▶ DATA SHOWN

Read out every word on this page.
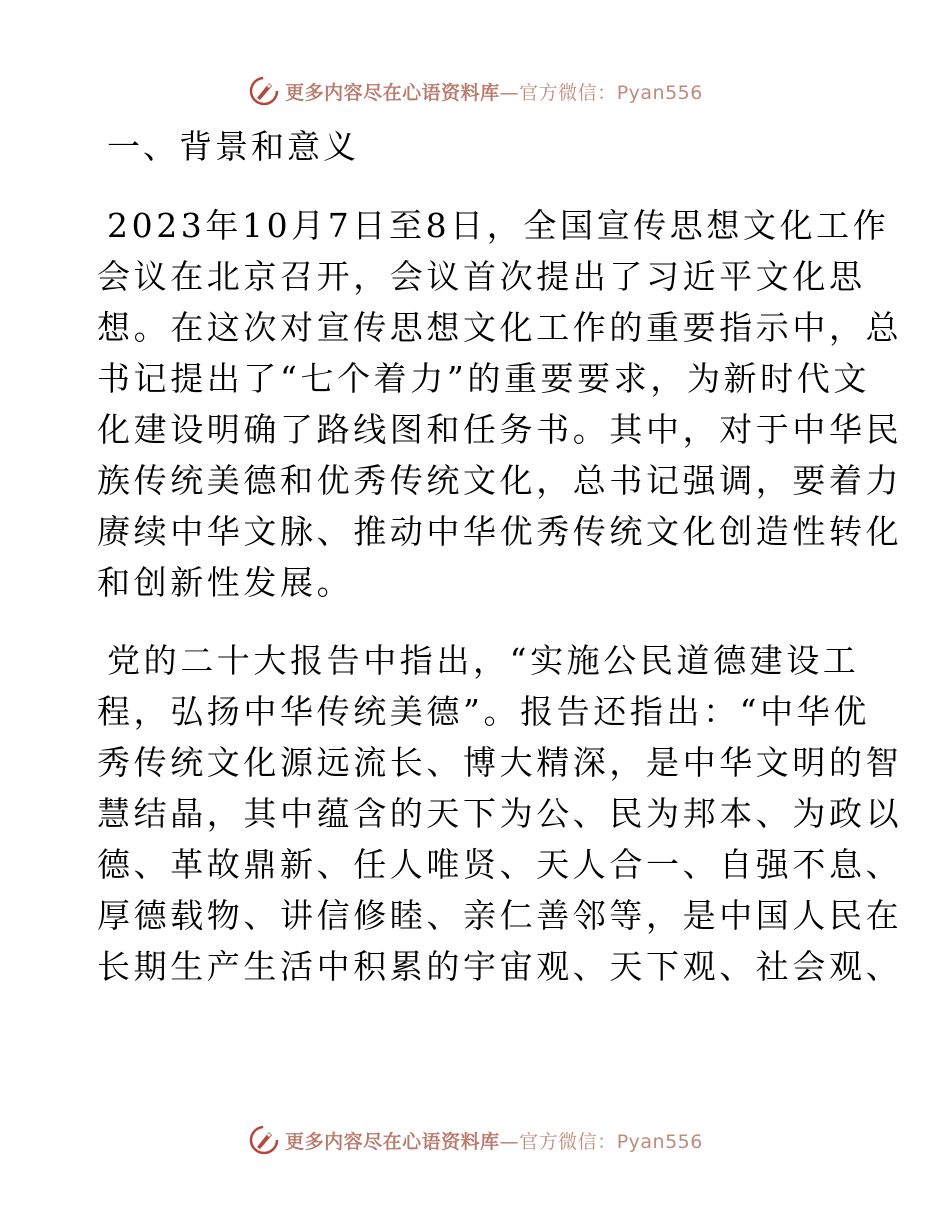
更多内容尽在心语资料库—官方微信：Pyan556
一、背景和意义

2023年10月7日至8日，全国宣传思想文化工作
会议在北京召开，会议首次提出了习近平文化思
想。在这次对宣传思想文化工作的重要指示中，总
书记提出了“七个着力”的重要要求，为新时代文
化建设明确了路线图和任务书。其中，对于中华民
族传统美德和优秀传统文化，总书记强调，要着力
赓续中华文脉、推动中华优秀传统文化创造性转化
和创新性发展。

党的二十大报告中指出，“实施公民道德建设工
程，弘扬中华传统美德”。报告还指出：“中华优
秀传统文化源远流长、博大精深，是中华文明的智
慧结晶，其中蕴含的天下为公、民为邦本、为政以
德、革故鼎新、任人唯贤、天人合一、自强不息、
厚德载物、讲信修睦、亲仁善邻等，是中国人民在
长期生产生活中积累的宇宙观、天下观、社会观、

更多内容尽在心语资料库—官方微信：Pyan556
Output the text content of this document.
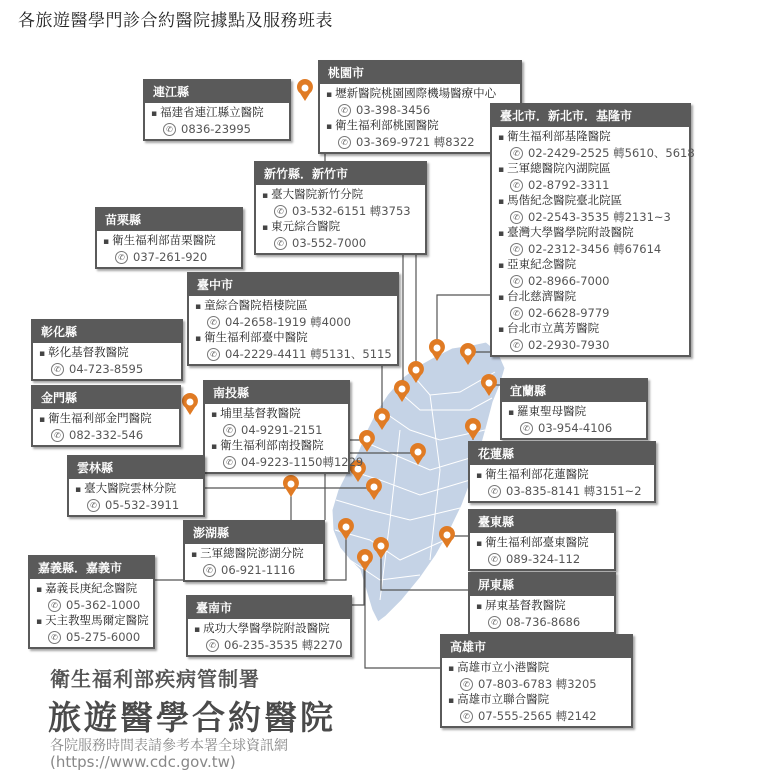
各旅遊醫學門診合約醫院據點及服務班表
連江縣
▪ 福建省連江縣立醫院
✆ 0836-23995
桃園市
▪ 壢新醫院桃園國際機場醫療中心
✆ 03-398-3456
▪ 衛生福利部桃園醫院
✆ 03-369-9721 轉8322
臺北市．新北市．基隆市
▪ 衛生福利部基隆醫院
✆ 02-2429-2525 轉5610、5618
▪ 三軍總醫院內湖院區
✆ 02-8792-3311
▪ 馬偕紀念醫院臺北院區
✆ 02-2543-3535 轉2131~3
▪ 臺灣大學醫學院附設醫院
✆ 02-2312-3456 轉67614
▪ 亞東紀念醫院
✆ 02-8966-7000
▪ 台北慈濟醫院
✆ 02-6628-9779
▪ 台北市立萬芳醫院
✆ 02-2930-7930
新竹縣．新竹市
▪ 臺大醫院新竹分院
✆ 03-532-6151 轉3753
▪ 東元綜合醫院
✆ 03-552-7000
苗栗縣
▪ 衛生福利部苗栗醫院
✆ 037-261-920
臺中市
▪ 童綜合醫院梧棲院區
✆ 04-2658-1919 轉4000
▪ 衛生福利部臺中醫院
✆ 04-2229-4411 轉5131、5115
彰化縣
▪ 彰化基督教醫院
✆ 04-723-8595
金門縣
▪ 衛生福利部金門醫院
✆ 082-332-546
南投縣
▪ 埔里基督教醫院
✆ 04-9291-2151
▪ 衛生福利部南投醫院
✆ 04-9223-1150轉1229
宜蘭縣
▪ 羅東聖母醫院
✆ 03-954-4106
花蓮縣
▪ 衛生福利部花蓮醫院
✆ 03-835-8141 轉3151~2
雲林縣
▪ 臺大醫院雲林分院
✆ 05-532-3911
澎湖縣
▪ 三軍總醫院澎湖分院
✆ 06-921-1116
嘉義縣．嘉義市
▪ 嘉義長庚紀念醫院
✆ 05-362-1000
▪ 天主教聖馬爾定醫院
✆ 05-275-6000
臺南市
▪ 成功大學醫學院附設醫院
✆ 06-235-3535 轉2270
臺東縣
▪ 衛生福利部臺東醫院
✆ 089-324-112
屏東縣
▪ 屏東基督教醫院
✆ 08-736-8686
高雄市
▪ 高雄市立小港醫院
✆ 07-803-6783 轉3205
▪ 高雄市立聯合醫院
✆ 07-555-2565 轉2142
衛生福利部疾病管制署
旅遊醫學合約醫院
各院服務時間表請參考本署全球資訊網
(https://www.cdc.gov.tw)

▶ TASK STATEMENT
Transcribe the records verbatim and omit the images.

▶ TASK OUTPUT
Read out every word on this page.
更多内容尽在心语资料库—官方微信：Pyan556
一、背景和意义

2023年10月7日至8日，全国宣传思想文化工作
会议在北京召开，会议首次提出了习近平文化思
想。在这次对宣传思想文化工作的重要指示中，总
书记提出了“七个着力”的重要要求，为新时代文
化建设明确了路线图和任务书。其中，对于中华民
族传统美德和优秀传统文化，总书记强调，要着力
赓续中华文脉、推动中华优秀传统文化创造性转化
和创新性发展。

党的二十大报告中指出，“实施公民道德建设工
程，弘扬中华传统美德”。报告还指出：“中华优
秀传统文化源远流长、博大精深，是中华文明的智
慧结晶，其中蕴含的天下为公、民为邦本、为政以
德、革故鼎新、任人唯贤、天人合一、自强不息、
厚德载物、讲信修睦、亲仁善邻等，是中国人民在
长期生产生活中积累的宇宙观、天下观、社会观、

更多内容尽在心语资料库—官方微信：Pyan556
Output the text content of this document.
各旅遊醫學門診合約醫院據點及服務班表
連江縣
▪ 福建省連江縣立醫院
✆ 0836-23995
桃園市
▪ 壢新醫院桃園國際機場醫療中心
✆ 03-398-3456
▪ 衛生福利部桃園醫院
✆ 03-369-9721 轉8322
臺北市．新北市．基隆市
▪ 衛生福利部基隆醫院
✆ 02-2429-2525 轉5610、5618
▪ 三軍總醫院內湖院區
✆ 02-8792-3311
▪ 馬偕紀念醫院臺北院區
✆ 02-2543-3535 轉2131~3
▪ 臺灣大學醫學院附設醫院
✆ 02-2312-3456 轉67614
▪ 亞東紀念醫院
✆ 02-8966-7000
▪ 台北慈濟醫院
✆ 02-6628-9779
▪ 台北市立萬芳醫院
✆ 02-2930-7930
新竹縣．新竹市
▪ 臺大醫院新竹分院
✆ 03-532-6151 轉3753
▪ 東元綜合醫院
✆ 03-552-7000
苗栗縣
▪ 衛生福利部苗栗醫院
✆ 037-261-920
臺中市
▪ 童綜合醫院梧棲院區
✆ 04-2658-1919 轉4000
▪ 衛生福利部臺中醫院
✆ 04-2229-4411 轉5131、5115
彰化縣
▪ 彰化基督教醫院
✆ 04-723-8595
金門縣
▪ 衛生福利部金門醫院
✆ 082-332-546
南投縣
▪ 埔里基督教醫院
✆ 04-9291-2151
▪ 衛生福利部南投醫院
✆ 04-9223-1150轉1229
宜蘭縣
▪ 羅東聖母醫院
✆ 03-954-4106
花蓮縣
▪ 衛生福利部花蓮醫院
✆ 03-835-8141 轉3151~2
雲林縣
▪ 臺大醫院雲林分院
✆ 05-532-3911
澎湖縣
▪ 三軍總醫院澎湖分院
✆ 06-921-1116
嘉義縣．嘉義市
▪ 嘉義長庚紀念醫院
✆ 05-362-1000
▪ 天主教聖馬爾定醫院
✆ 05-275-6000
臺南市
▪ 成功大學醫學院附設醫院
✆ 06-235-3535 轉2270
臺東縣
▪ 衛生福利部臺東醫院
✆ 089-324-112
屏東縣
▪ 屏東基督教醫院
✆ 08-736-8686
高雄市
▪ 高雄市立小港醫院
✆ 07-803-6783 轉3205
▪ 高雄市立聯合醫院
✆ 07-555-2565 轉2142
衛生福利部疾病管制署
旅遊醫學合約醫院
各院服務時間表請參考本署全球資訊網
(https://www.cdc.gov.tw)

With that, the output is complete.